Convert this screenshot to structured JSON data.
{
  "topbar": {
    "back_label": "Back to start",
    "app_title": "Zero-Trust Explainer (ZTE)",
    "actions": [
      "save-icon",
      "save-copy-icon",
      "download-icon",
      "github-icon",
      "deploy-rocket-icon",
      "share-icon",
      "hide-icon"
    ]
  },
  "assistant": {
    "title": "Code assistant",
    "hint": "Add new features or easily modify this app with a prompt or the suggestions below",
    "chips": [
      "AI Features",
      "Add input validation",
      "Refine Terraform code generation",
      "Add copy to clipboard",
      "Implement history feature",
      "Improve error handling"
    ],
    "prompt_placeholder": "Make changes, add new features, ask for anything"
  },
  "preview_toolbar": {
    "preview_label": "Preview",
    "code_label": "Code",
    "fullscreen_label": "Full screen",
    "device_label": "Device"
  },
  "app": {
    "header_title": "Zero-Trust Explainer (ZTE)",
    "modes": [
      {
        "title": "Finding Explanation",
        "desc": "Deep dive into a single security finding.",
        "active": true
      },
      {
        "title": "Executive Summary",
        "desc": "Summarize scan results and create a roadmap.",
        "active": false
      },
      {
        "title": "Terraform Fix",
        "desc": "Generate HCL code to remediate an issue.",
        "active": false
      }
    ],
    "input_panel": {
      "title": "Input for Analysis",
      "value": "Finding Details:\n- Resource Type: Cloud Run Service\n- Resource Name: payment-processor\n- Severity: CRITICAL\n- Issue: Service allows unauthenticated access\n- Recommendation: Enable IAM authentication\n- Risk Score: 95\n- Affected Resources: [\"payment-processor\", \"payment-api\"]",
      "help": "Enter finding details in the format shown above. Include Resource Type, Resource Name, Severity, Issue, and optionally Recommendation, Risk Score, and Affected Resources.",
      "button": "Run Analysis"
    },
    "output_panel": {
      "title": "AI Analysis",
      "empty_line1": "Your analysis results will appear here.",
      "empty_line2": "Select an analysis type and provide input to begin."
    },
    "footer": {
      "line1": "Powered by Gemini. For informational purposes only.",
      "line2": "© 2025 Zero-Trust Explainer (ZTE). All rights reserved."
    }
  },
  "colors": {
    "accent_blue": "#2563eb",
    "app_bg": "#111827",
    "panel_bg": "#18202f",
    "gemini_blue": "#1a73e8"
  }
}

####################

SET PROBLEM – Make a copy of each line that contains the string "results".

THE COMPLETED TASK –
        "desc": "Summarize scan results and create a roadmap.",
      "empty_line1": "Your analysis results will appear here.",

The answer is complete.